■ **Exercise prompt**
Repeat the material verbatim and drop the pictures.

# # #

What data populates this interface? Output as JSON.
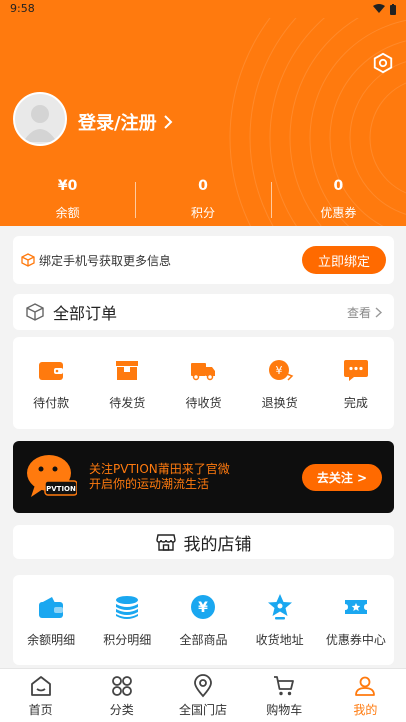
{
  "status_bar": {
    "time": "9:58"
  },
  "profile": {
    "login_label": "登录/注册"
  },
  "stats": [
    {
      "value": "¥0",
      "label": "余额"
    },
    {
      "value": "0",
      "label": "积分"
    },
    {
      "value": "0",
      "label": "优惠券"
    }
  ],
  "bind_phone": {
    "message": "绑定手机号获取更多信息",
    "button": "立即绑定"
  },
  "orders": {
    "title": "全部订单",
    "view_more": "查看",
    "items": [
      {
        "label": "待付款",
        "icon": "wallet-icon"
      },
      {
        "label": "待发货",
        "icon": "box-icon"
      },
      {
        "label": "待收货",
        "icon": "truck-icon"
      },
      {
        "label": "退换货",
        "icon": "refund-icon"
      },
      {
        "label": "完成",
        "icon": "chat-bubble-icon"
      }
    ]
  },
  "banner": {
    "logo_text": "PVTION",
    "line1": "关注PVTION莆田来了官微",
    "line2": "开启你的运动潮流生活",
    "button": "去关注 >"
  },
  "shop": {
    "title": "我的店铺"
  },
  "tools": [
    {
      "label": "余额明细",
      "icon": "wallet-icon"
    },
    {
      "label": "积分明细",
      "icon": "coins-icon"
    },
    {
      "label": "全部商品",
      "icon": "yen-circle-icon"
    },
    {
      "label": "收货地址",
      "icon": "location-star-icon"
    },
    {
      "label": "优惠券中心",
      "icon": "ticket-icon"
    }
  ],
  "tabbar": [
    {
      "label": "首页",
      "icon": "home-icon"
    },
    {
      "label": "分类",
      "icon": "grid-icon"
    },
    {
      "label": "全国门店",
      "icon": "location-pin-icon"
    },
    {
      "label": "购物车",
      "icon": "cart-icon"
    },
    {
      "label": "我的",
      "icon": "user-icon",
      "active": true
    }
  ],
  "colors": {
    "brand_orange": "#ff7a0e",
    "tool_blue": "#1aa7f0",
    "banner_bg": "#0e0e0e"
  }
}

# # #

■ **Answer for the task**
What data populates this interface? Output as JSON.
{
  "status_bar": {
    "time": "9:58"
  },
  "profile": {
    "login_label": "登录/注册"
  },
  "stats": [
    {
      "value": "¥0",
      "label": "余额"
    },
    {
      "value": "0",
      "label": "积分"
    },
    {
      "value": "0",
      "label": "优惠券"
    }
  ],
  "bind_phone": {
    "message": "绑定手机号获取更多信息",
    "button": "立即绑定"
  },
  "orders": {
    "title": "全部订单",
    "view_more": "查看",
    "items": [
      {
        "label": "待付款",
        "icon": "wallet-icon"
      },
      {
        "label": "待发货",
        "icon": "box-icon"
      },
      {
        "label": "待收货",
        "icon": "truck-icon"
      },
      {
        "label": "退换货",
        "icon": "refund-icon"
      },
      {
        "label": "完成",
        "icon": "chat-bubble-icon"
      }
    ]
  },
  "banner": {
    "logo_text": "PVTION",
    "line1": "关注PVTION莆田来了官微",
    "line2": "开启你的运动潮流生活",
    "button": "去关注 >"
  },
  "shop": {
    "title": "我的店铺"
  },
  "tools": [
    {
      "label": "余额明细",
      "icon": "wallet-icon"
    },
    {
      "label": "积分明细",
      "icon": "coins-icon"
    },
    {
      "label": "全部商品",
      "icon": "yen-circle-icon"
    },
    {
      "label": "收货地址",
      "icon": "location-star-icon"
    },
    {
      "label": "优惠券中心",
      "icon": "ticket-icon"
    }
  ],
  "tabbar": [
    {
      "label": "首页",
      "icon": "home-icon"
    },
    {
      "label": "分类",
      "icon": "grid-icon"
    },
    {
      "label": "全国门店",
      "icon": "location-pin-icon"
    },
    {
      "label": "购物车",
      "icon": "cart-icon"
    },
    {
      "label": "我的",
      "icon": "user-icon",
      "active": true
    }
  ],
  "colors": {
    "brand_orange": "#ff7a0e",
    "tool_blue": "#1aa7f0",
    "banner_bg": "#0e0e0e"
  }
}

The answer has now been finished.